EXERCISE:
All records must be quoted exactly. Omit the pictures.
# START OF EXTRACTED INFORMATION
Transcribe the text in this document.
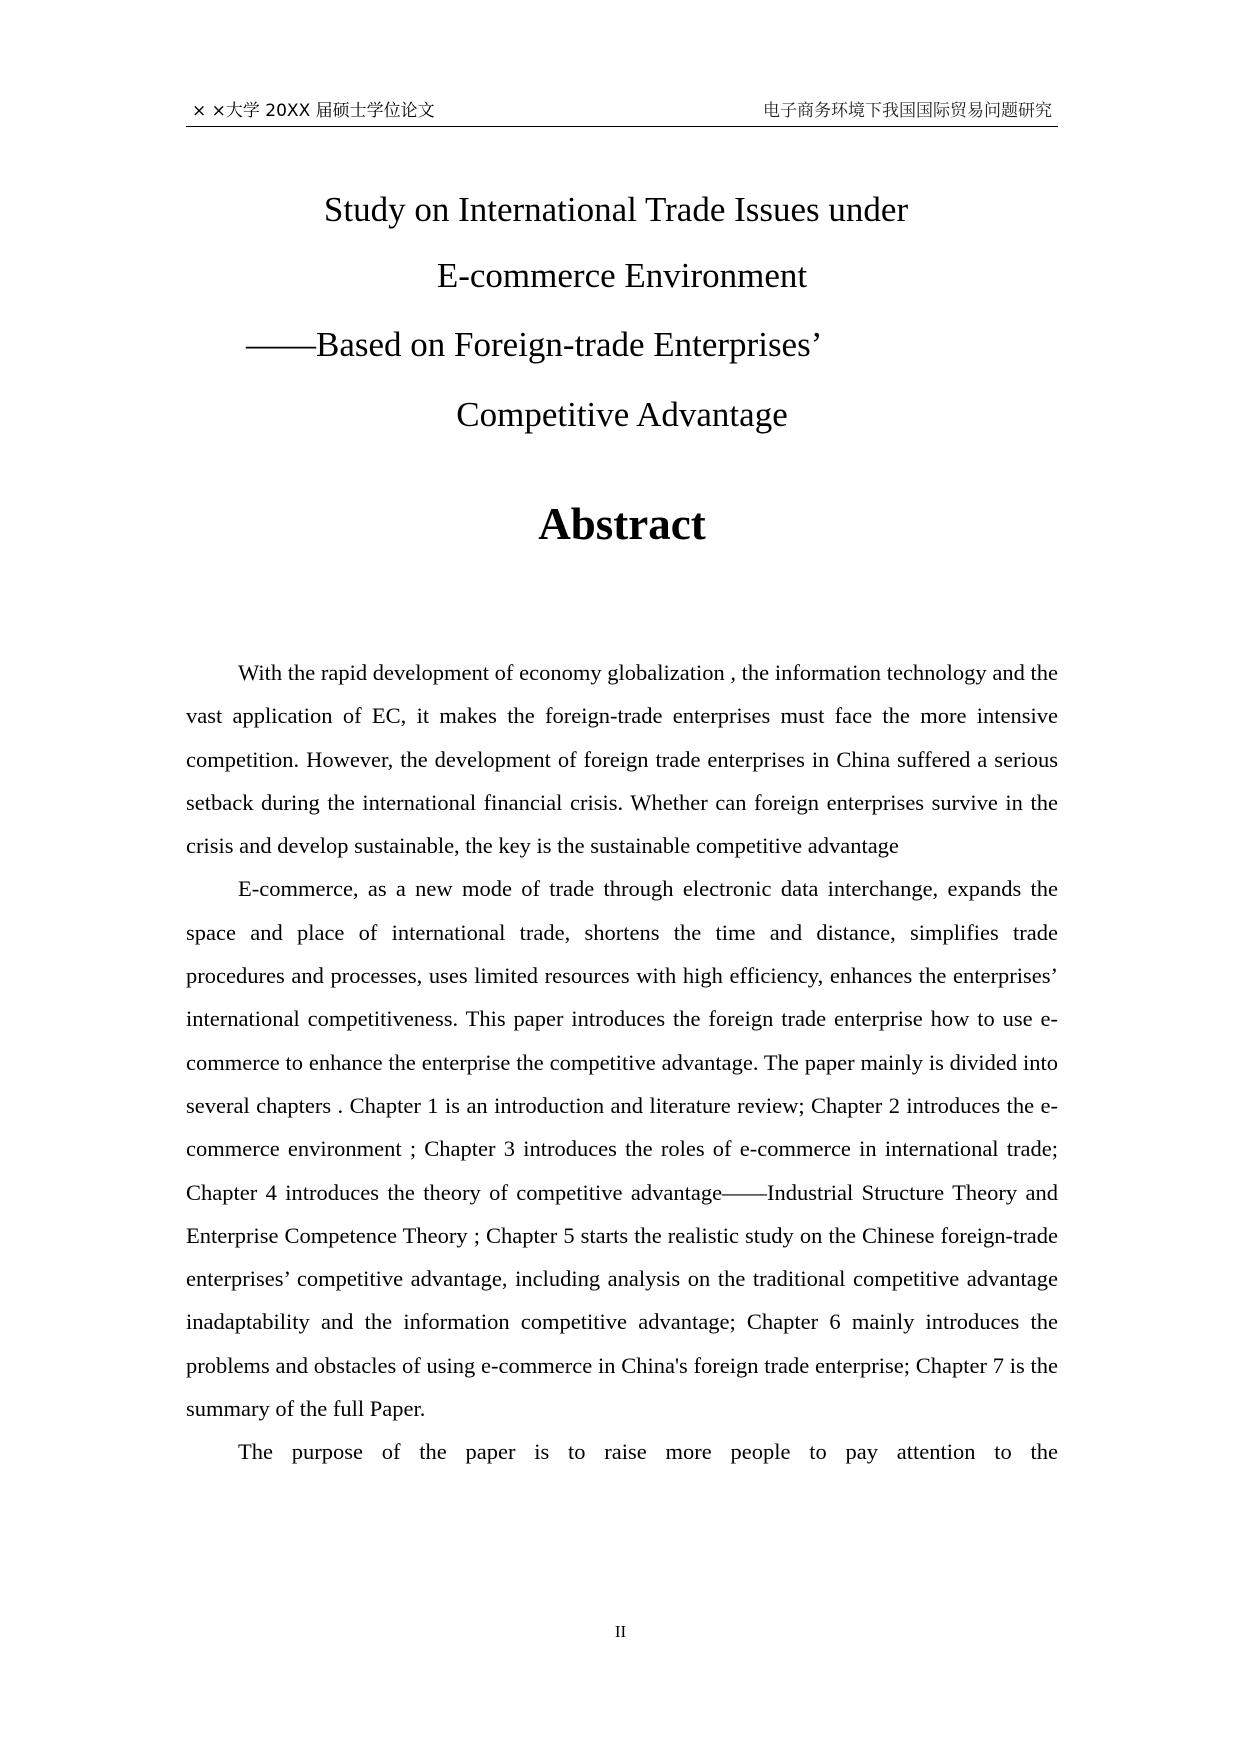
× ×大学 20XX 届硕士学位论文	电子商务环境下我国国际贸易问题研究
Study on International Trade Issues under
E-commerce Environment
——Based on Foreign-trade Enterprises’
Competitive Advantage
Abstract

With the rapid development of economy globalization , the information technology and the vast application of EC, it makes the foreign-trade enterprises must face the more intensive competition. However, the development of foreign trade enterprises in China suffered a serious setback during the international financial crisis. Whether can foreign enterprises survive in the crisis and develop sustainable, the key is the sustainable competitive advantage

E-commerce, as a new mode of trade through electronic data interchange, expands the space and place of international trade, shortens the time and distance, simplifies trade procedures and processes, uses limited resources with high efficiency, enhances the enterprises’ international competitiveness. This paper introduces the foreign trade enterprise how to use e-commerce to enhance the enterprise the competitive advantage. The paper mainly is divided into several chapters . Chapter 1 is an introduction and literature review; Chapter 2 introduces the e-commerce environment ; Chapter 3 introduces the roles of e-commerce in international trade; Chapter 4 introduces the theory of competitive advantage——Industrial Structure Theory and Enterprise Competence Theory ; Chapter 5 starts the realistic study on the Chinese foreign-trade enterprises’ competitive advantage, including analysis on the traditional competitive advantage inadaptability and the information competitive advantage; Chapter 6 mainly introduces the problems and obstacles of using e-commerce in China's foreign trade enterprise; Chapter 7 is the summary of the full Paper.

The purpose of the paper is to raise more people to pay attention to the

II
# END OF EXTRACTED INFORMATION
COMPLETED TASK:
Transcribe the text in this document.
× ×大学 20XX 届硕士学位论文	电子商务环境下我国国际贸易问题研究
Study on International Trade Issues under
E-commerce Environment
——Based on Foreign-trade Enterprises’
Competitive Advantage
Abstract

With the rapid development of economy globalization , the information technology and the vast application of EC, it makes the foreign-trade enterprises must face the more intensive competition. However, the development of foreign trade enterprises in China suffered a serious setback during the international financial crisis. Whether can foreign enterprises survive in the crisis and develop sustainable, the key is the sustainable competitive advantage

E-commerce, as a new mode of trade through electronic data interchange, expands the space and place of international trade, shortens the time and distance, simplifies trade procedures and processes, uses limited resources with high efficiency, enhances the enterprises’ international competitiveness. This paper introduces the foreign trade enterprise how to use e-commerce to enhance the enterprise the competitive advantage. The paper mainly is divided into several chapters . Chapter 1 is an introduction and literature review; Chapter 2 introduces the e-commerce environment ; Chapter 3 introduces the roles of e-commerce in international trade; Chapter 4 introduces the theory of competitive advantage——Industrial Structure Theory and Enterprise Competence Theory ; Chapter 5 starts the realistic study on the Chinese foreign-trade enterprises’ competitive advantage, including analysis on the traditional competitive advantage inadaptability and the information competitive advantage; Chapter 6 mainly introduces the problems and obstacles of using e-commerce in China's foreign trade enterprise; Chapter 7 is the summary of the full Paper.

The purpose of the paper is to raise more people to pay attention to the

II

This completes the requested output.